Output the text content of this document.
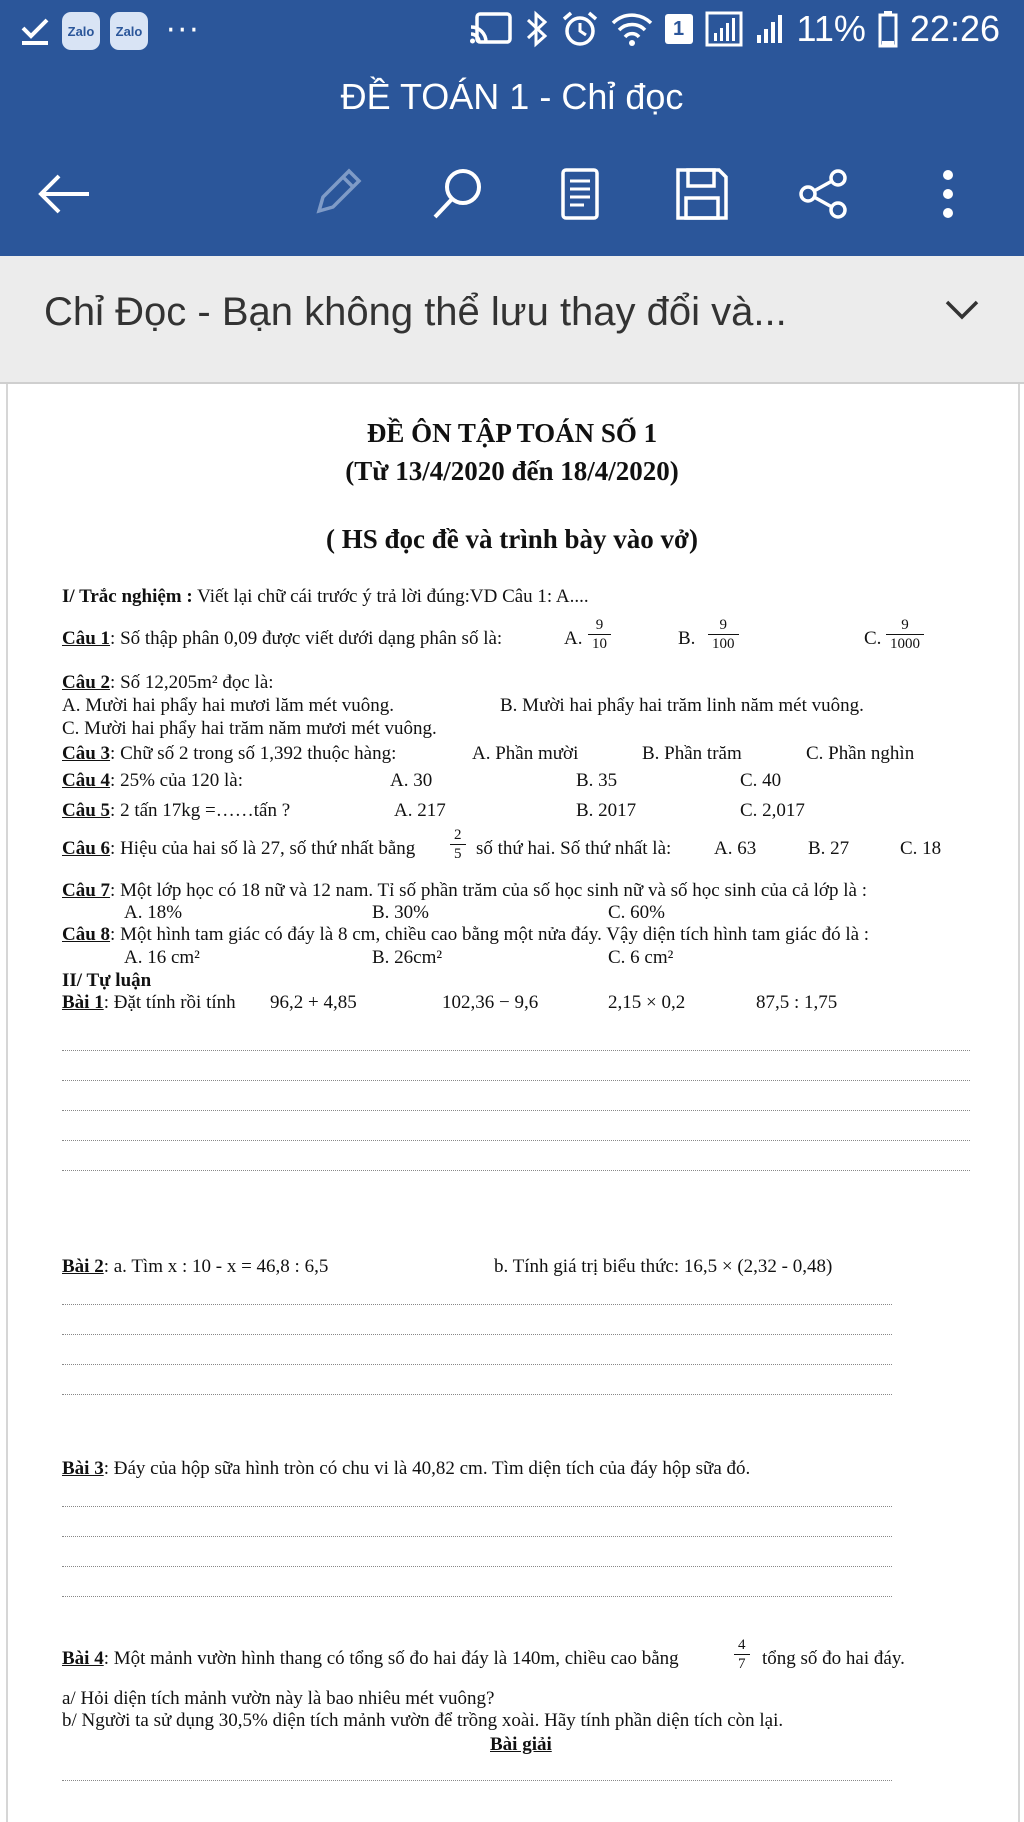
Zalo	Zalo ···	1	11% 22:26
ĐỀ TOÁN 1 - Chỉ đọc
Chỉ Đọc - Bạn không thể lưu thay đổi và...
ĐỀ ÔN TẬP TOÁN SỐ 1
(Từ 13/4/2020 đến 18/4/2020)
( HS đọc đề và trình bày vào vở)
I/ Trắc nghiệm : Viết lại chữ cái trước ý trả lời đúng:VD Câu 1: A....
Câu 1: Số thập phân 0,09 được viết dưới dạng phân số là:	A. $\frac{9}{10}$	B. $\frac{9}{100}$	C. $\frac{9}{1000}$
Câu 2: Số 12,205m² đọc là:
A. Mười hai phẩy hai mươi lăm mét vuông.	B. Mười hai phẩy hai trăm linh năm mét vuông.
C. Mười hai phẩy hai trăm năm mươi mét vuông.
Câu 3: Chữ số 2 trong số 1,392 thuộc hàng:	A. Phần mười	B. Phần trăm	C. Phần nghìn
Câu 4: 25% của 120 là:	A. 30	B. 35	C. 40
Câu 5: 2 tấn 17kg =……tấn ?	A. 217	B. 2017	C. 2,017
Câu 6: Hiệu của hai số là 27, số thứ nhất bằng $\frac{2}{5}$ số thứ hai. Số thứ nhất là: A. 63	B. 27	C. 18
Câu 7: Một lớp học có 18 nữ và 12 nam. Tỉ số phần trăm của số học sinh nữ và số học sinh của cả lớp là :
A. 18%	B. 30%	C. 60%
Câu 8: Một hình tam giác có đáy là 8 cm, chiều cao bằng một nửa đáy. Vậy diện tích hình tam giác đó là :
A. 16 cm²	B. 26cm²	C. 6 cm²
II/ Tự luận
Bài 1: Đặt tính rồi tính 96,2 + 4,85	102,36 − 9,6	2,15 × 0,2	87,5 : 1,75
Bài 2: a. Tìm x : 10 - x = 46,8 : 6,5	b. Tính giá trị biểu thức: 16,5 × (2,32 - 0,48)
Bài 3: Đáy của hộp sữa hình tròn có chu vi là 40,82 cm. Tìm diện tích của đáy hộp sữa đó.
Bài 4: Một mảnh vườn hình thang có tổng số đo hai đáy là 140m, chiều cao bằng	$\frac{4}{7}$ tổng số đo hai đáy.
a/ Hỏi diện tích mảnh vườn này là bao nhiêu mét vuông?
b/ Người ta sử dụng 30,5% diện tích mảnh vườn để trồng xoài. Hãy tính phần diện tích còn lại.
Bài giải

★ ★ ★ ★ ★

◆ Written exercise
Write every entry out again exactly, dropping the pictures.

◆ Full answer
Output the text content of this document.
Zalo	Zalo ···	1	11% 22:26
ĐỀ TOÁN 1 - Chỉ đọc
Chỉ Đọc - Bạn không thể lưu thay đổi và...
ĐỀ ÔN TẬP TOÁN SỐ 1
(Từ 13/4/2020 đến 18/4/2020)
( HS đọc đề và trình bày vào vở)
I/ Trắc nghiệm : Viết lại chữ cái trước ý trả lời đúng:VD Câu 1: A....
Câu 1: Số thập phân 0,09 được viết dưới dạng phân số là:	A. $\frac{9}{10}$	B. $\frac{9}{100}$	C. $\frac{9}{1000}$
Câu 2: Số 12,205m² đọc là:
A. Mười hai phẩy hai mươi lăm mét vuông.	B. Mười hai phẩy hai trăm linh năm mét vuông.
C. Mười hai phẩy hai trăm năm mươi mét vuông.
Câu 3: Chữ số 2 trong số 1,392 thuộc hàng:	A. Phần mười	B. Phần trăm	C. Phần nghìn
Câu 4: 25% của 120 là:	A. 30	B. 35	C. 40
Câu 5: 2 tấn 17kg =……tấn ?	A. 217	B. 2017	C. 2,017
Câu 6: Hiệu của hai số là 27, số thứ nhất bằng $\frac{2}{5}$ số thứ hai. Số thứ nhất là: A. 63	B. 27	C. 18
Câu 7: Một lớp học có 18 nữ và 12 nam. Tỉ số phần trăm của số học sinh nữ và số học sinh của cả lớp là :
A. 18%	B. 30%	C. 60%
Câu 8: Một hình tam giác có đáy là 8 cm, chiều cao bằng một nửa đáy. Vậy diện tích hình tam giác đó là :
A. 16 cm²	B. 26cm²	C. 6 cm²
II/ Tự luận
Bài 1: Đặt tính rồi tính 96,2 + 4,85	102,36 − 9,6	2,15 × 0,2	87,5 : 1,75
Bài 2: a. Tìm x : 10 - x = 46,8 : 6,5	b. Tính giá trị biểu thức: 16,5 × (2,32 - 0,48)
Bài 3: Đáy của hộp sữa hình tròn có chu vi là 40,82 cm. Tìm diện tích của đáy hộp sữa đó.
Bài 4: Một mảnh vườn hình thang có tổng số đo hai đáy là 140m, chiều cao bằng	$\frac{4}{7}$ tổng số đo hai đáy.
a/ Hỏi diện tích mảnh vườn này là bao nhiêu mét vuông?
b/ Người ta sử dụng 30,5% diện tích mảnh vườn để trồng xoài. Hãy tính phần diện tích còn lại.
Bài giải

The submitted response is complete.